───── Record set
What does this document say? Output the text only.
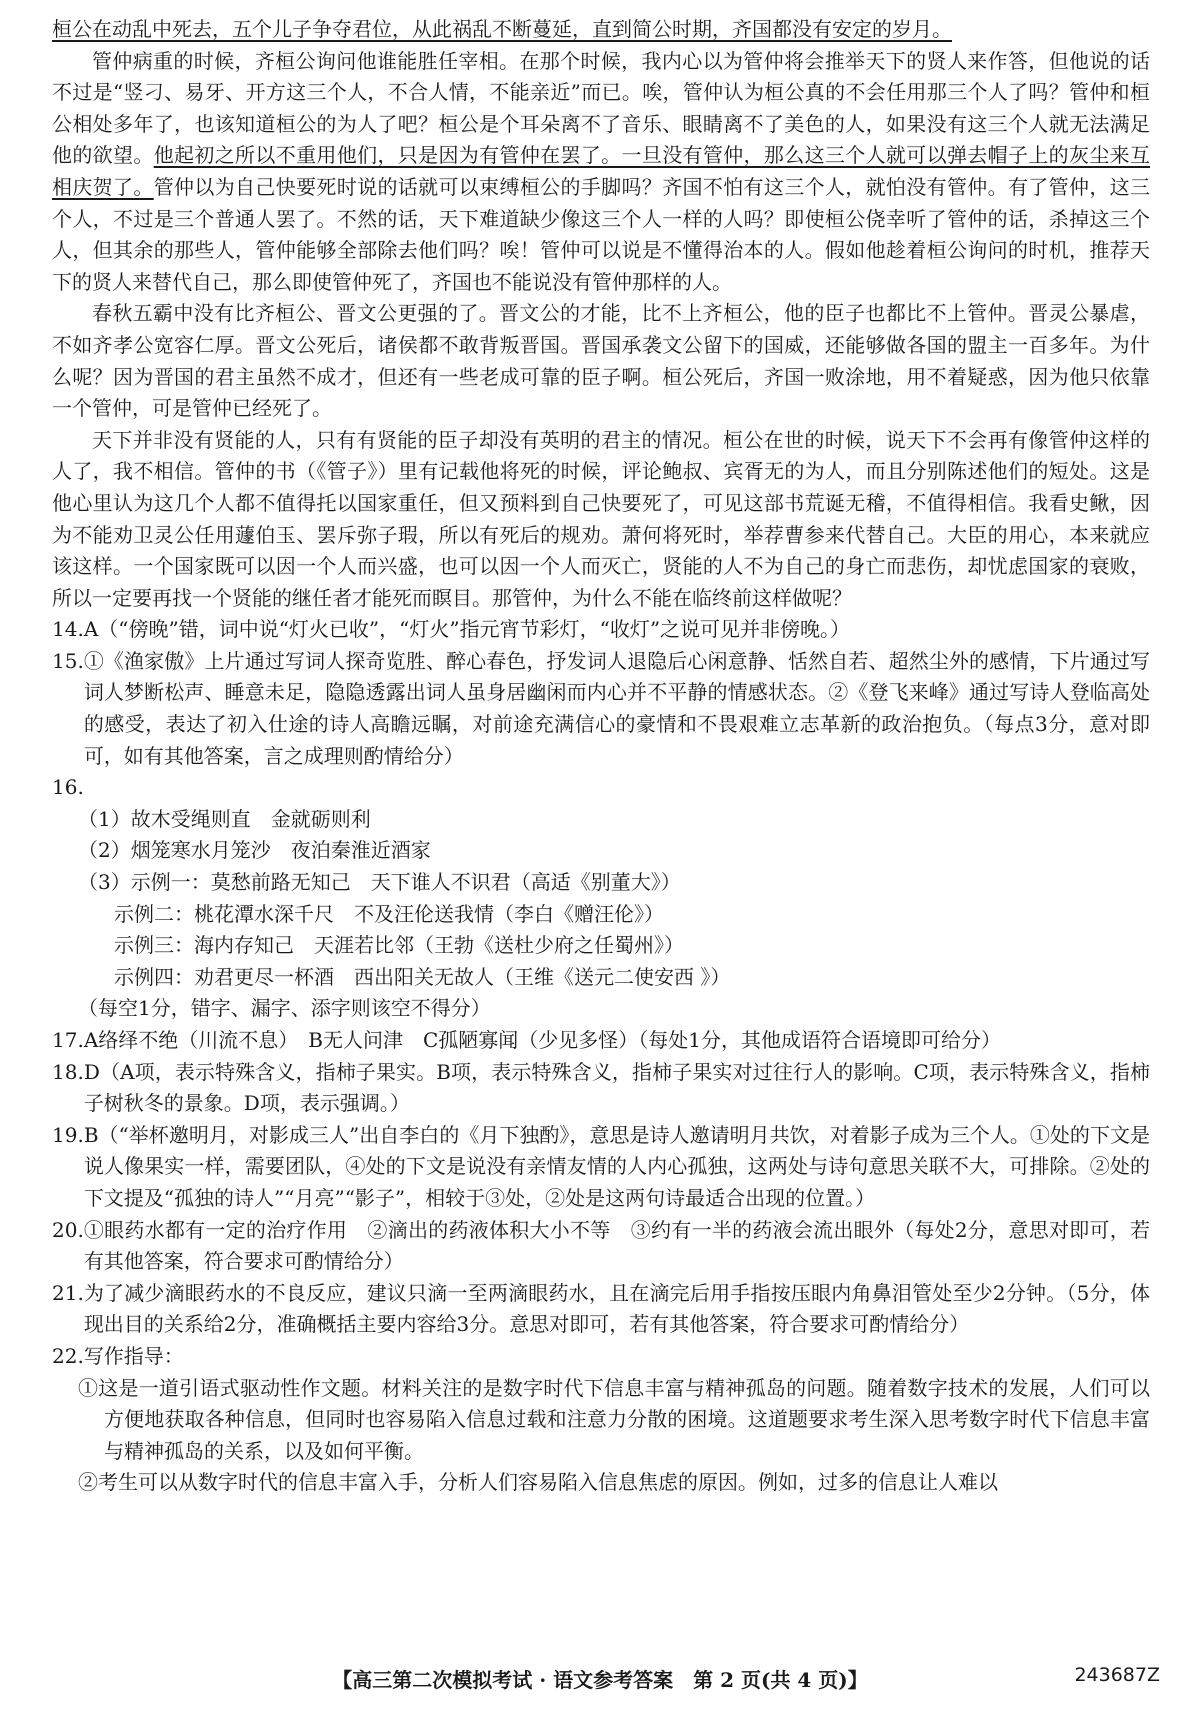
桓公在动乱中死去，五个儿子争夺君位，从此祸乱不断蔓延，直到简公时期，齐国都没有安定的岁月。

管仲病重的时候，齐桓公询问他谁能胜任宰相。在那个时候，我内心以为管仲将会推举天下的贤人来作答，但他说的话不过是“竖刁、易牙、开方这三个人，不合人情，不能亲近”而已。唉，管仲认为桓公真的不会任用那三个人了吗？管仲和桓公相处多年了，也该知道桓公的为人了吧？桓公是个耳朵离不了音乐、眼睛离不了美色的人，如果没有这三个人就无法满足他的欲望。他起初之所以不重用他们，只是因为有管仲在罢了。一旦没有管仲，那么这三个人就可以弹去帽子上的灰尘来互相庆贺了。管仲以为自己快要死时说的话就可以束缚桓公的手脚吗？齐国不怕有这三个人，就怕没有管仲。有了管仲，这三个人，不过是三个普通人罢了。不然的话，天下难道缺少像这三个人一样的人吗？即使桓公侥幸听了管仲的话，杀掉这三个人，但其余的那些人，管仲能够全部除去他们吗？唉！管仲可以说是不懂得治本的人。假如他趁着桓公询问的时机，推荐天下的贤人来替代自己，那么即使管仲死了，齐国也不能说没有管仲那样的人。

春秋五霸中没有比齐桓公、晋文公更强的了。晋文公的才能，比不上齐桓公，他的臣子也都比不上管仲。晋灵公暴虐，不如齐孝公宽容仁厚。晋文公死后，诸侯都不敢背叛晋国。晋国承袭文公留下的国威，还能够做各国的盟主一百多年。为什么呢？因为晋国的君主虽然不成才，但还有一些老成可靠的臣子啊。桓公死后，齐国一败涂地，用不着疑惑，因为他只依靠一个管仲，可是管仲已经死了。

天下并非没有贤能的人，只有有贤能的臣子却没有英明的君主的情况。桓公在世的时候，说天下不会再有像管仲这样的人了，我不相信。管仲的书（《管子》）里有记载他将死的时候，评论鲍叔、宾胥无的为人，而且分别陈述他们的短处。这是他心里认为这几个人都不值得托以国家重任，但又预料到自己快要死了，可见这部书荒诞无稽，不值得相信。我看史鳅，因为不能劝卫灵公任用蘧伯玉、罢斥弥子瑕，所以有死后的规劝。萧何将死时，举荐曹参来代替自己。大臣的用心，本来就应该这样。一个国家既可以因一个人而兴盛，也可以因一个人而灭亡，贤能的人不为自己的身亡而悲伤，却忧虑国家的衰败，所以一定要再找一个贤能的继任者才能死而瞑目。那管仲，为什么不能在临终前这样做呢？

14. A（“傍晚”错，词中说“灯火已收”，“灯火”指元宵节彩灯，“收灯”之说可见并非傍晚。）
15. ①《渔家傲》上片通过写词人探奇览胜、醉心春色，抒发词人退隐后心闲意静、恬然自若、超然尘外的感情，下片通过写词人梦断松声、睡意未足，隐隐透露出词人虽身居幽闲而内心并不平静的情感状态。②《登飞来峰》通过写诗人登临高处的感受，表达了初入仕途的诗人高瞻远瞩，对前途充满信心的豪情和不畏艰难立志革新的政治抱负。（每点3分，意对即可，如有其他答案，言之成理则酌情给分）
16.
（1）故木受绳则直　金就砺则利
（2）烟笼寒水月笼沙　夜泊秦淮近酒家
（3）示例一：莫愁前路无知己　天下谁人不识君（高适《别董大》）
示例二：桃花潭水深千尺　不及汪伦送我情（李白《赠汪伦》）
示例三：海内存知己　天涯若比邻（王勃《送杜少府之任蜀州》）
示例四：劝君更尽一杯酒　西出阳关无故人（王维《送元二使安西 》）
（每空1分，错字、漏字、添字则该空不得分）
17. A络绎不绝（川流不息）　B无人问津　C孤陋寡闻（少见多怪）（每处1分，其他成语符合语境即可给分）
18. D（A项，表示特殊含义，指柿子果实。B项，表示特殊含义，指柿子果实对过往行人的影响。C项，表示特殊含义，指柿子树秋冬的景象。D项，表示强调。）
19. B（“举杯邀明月，对影成三人”出自李白的《月下独酌》，意思是诗人邀请明月共饮，对着影子成为三个人。①处的下文是说人像果实一样，需要团队，④处的下文是说没有亲情友情的人内心孤独，这两处与诗句意思关联不大，可排除。②处的下文提及“孤独的诗人”“月亮”“影子”，相较于③处，②处是这两句诗最适合出现的位置。）
20. ①眼药水都有一定的治疗作用　②滴出的药液体积大小不等　③约有一半的药液会流出眼外（每处2分，意思对即可，若有其他答案，符合要求可酌情给分）
21. 为了减少滴眼药水的不良反应，建议只滴一至两滴眼药水，且在滴完后用手指按压眼内角鼻泪管处至少2分钟。（5分，体现出目的关系给2分，准确概括主要内容给3分。意思对即可，若有其他答案，符合要求可酌情给分）
22. 写作指导：
①这是一道引语式驱动性作文题。材料关注的是数字时代下信息丰富与精神孤岛的问题。随着数字技术的发展，人们可以方便地获取各种信息，但同时也容易陷入信息过载和注意力分散的困境。这道题要求考生深入思考数字时代下信息丰富与精神孤岛的关系，以及如何平衡。
②考生可以从数字时代的信息丰富入手，分析人们容易陷入信息焦虑的原因。例如，过多的信息让人难以
【高三第二次模拟考试 · 语文参考答案　第 2 页(共 4 页)】	243687Z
──────────
- What the exercise asks
Repeat the records above exactly, leaving out any pictures they contain.

- Result
What does this document say? Output the text only.
桓公在动乱中死去，五个儿子争夺君位，从此祸乱不断蔓延，直到简公时期，齐国都没有安定的岁月。

管仲病重的时候，齐桓公询问他谁能胜任宰相。在那个时候，我内心以为管仲将会推举天下的贤人来作答，但他说的话不过是“竖刁、易牙、开方这三个人，不合人情，不能亲近”而已。唉，管仲认为桓公真的不会任用那三个人了吗？管仲和桓公相处多年了，也该知道桓公的为人了吧？桓公是个耳朵离不了音乐、眼睛离不了美色的人，如果没有这三个人就无法满足他的欲望。他起初之所以不重用他们，只是因为有管仲在罢了。一旦没有管仲，那么这三个人就可以弹去帽子上的灰尘来互相庆贺了。管仲以为自己快要死时说的话就可以束缚桓公的手脚吗？齐国不怕有这三个人，就怕没有管仲。有了管仲，这三个人，不过是三个普通人罢了。不然的话，天下难道缺少像这三个人一样的人吗？即使桓公侥幸听了管仲的话，杀掉这三个人，但其余的那些人，管仲能够全部除去他们吗？唉！管仲可以说是不懂得治本的人。假如他趁着桓公询问的时机，推荐天下的贤人来替代自己，那么即使管仲死了，齐国也不能说没有管仲那样的人。

春秋五霸中没有比齐桓公、晋文公更强的了。晋文公的才能，比不上齐桓公，他的臣子也都比不上管仲。晋灵公暴虐，不如齐孝公宽容仁厚。晋文公死后，诸侯都不敢背叛晋国。晋国承袭文公留下的国威，还能够做各国的盟主一百多年。为什么呢？因为晋国的君主虽然不成才，但还有一些老成可靠的臣子啊。桓公死后，齐国一败涂地，用不着疑惑，因为他只依靠一个管仲，可是管仲已经死了。

天下并非没有贤能的人，只有有贤能的臣子却没有英明的君主的情况。桓公在世的时候，说天下不会再有像管仲这样的人了，我不相信。管仲的书（《管子》）里有记载他将死的时候，评论鲍叔、宾胥无的为人，而且分别陈述他们的短处。这是他心里认为这几个人都不值得托以国家重任，但又预料到自己快要死了，可见这部书荒诞无稽，不值得相信。我看史鳅，因为不能劝卫灵公任用蘧伯玉、罢斥弥子瑕，所以有死后的规劝。萧何将死时，举荐曹参来代替自己。大臣的用心，本来就应该这样。一个国家既可以因一个人而兴盛，也可以因一个人而灭亡，贤能的人不为自己的身亡而悲伤，却忧虑国家的衰败，所以一定要再找一个贤能的继任者才能死而瞑目。那管仲，为什么不能在临终前这样做呢？

14. A（“傍晚”错，词中说“灯火已收”，“灯火”指元宵节彩灯，“收灯”之说可见并非傍晚。）
15. ①《渔家傲》上片通过写词人探奇览胜、醉心春色，抒发词人退隐后心闲意静、恬然自若、超然尘外的感情，下片通过写词人梦断松声、睡意未足，隐隐透露出词人虽身居幽闲而内心并不平静的情感状态。②《登飞来峰》通过写诗人登临高处的感受，表达了初入仕途的诗人高瞻远瞩，对前途充满信心的豪情和不畏艰难立志革新的政治抱负。（每点3分，意对即可，如有其他答案，言之成理则酌情给分）
16.
（1）故木受绳则直　金就砺则利
（2）烟笼寒水月笼沙　夜泊秦淮近酒家
（3）示例一：莫愁前路无知己　天下谁人不识君（高适《别董大》）
示例二：桃花潭水深千尺　不及汪伦送我情（李白《赠汪伦》）
示例三：海内存知己　天涯若比邻（王勃《送杜少府之任蜀州》）
示例四：劝君更尽一杯酒　西出阳关无故人（王维《送元二使安西 》）
（每空1分，错字、漏字、添字则该空不得分）
17. A络绎不绝（川流不息）　B无人问津　C孤陋寡闻（少见多怪）（每处1分，其他成语符合语境即可给分）
18. D（A项，表示特殊含义，指柿子果实。B项，表示特殊含义，指柿子果实对过往行人的影响。C项，表示特殊含义，指柿子树秋冬的景象。D项，表示强调。）
19. B（“举杯邀明月，对影成三人”出自李白的《月下独酌》，意思是诗人邀请明月共饮，对着影子成为三个人。①处的下文是说人像果实一样，需要团队，④处的下文是说没有亲情友情的人内心孤独，这两处与诗句意思关联不大，可排除。②处的下文提及“孤独的诗人”“月亮”“影子”，相较于③处，②处是这两句诗最适合出现的位置。）
20. ①眼药水都有一定的治疗作用　②滴出的药液体积大小不等　③约有一半的药液会流出眼外（每处2分，意思对即可，若有其他答案，符合要求可酌情给分）
21. 为了减少滴眼药水的不良反应，建议只滴一至两滴眼药水，且在滴完后用手指按压眼内角鼻泪管处至少2分钟。（5分，体现出目的关系给2分，准确概括主要内容给3分。意思对即可，若有其他答案，符合要求可酌情给分）
22. 写作指导：
①这是一道引语式驱动性作文题。材料关注的是数字时代下信息丰富与精神孤岛的问题。随着数字技术的发展，人们可以方便地获取各种信息，但同时也容易陷入信息过载和注意力分散的困境。这道题要求考生深入思考数字时代下信息丰富与精神孤岛的关系，以及如何平衡。
②考生可以从数字时代的信息丰富入手，分析人们容易陷入信息焦虑的原因。例如，过多的信息让人难以
【高三第二次模拟考试 · 语文参考答案　第 2 页(共 4 页)】	243687Z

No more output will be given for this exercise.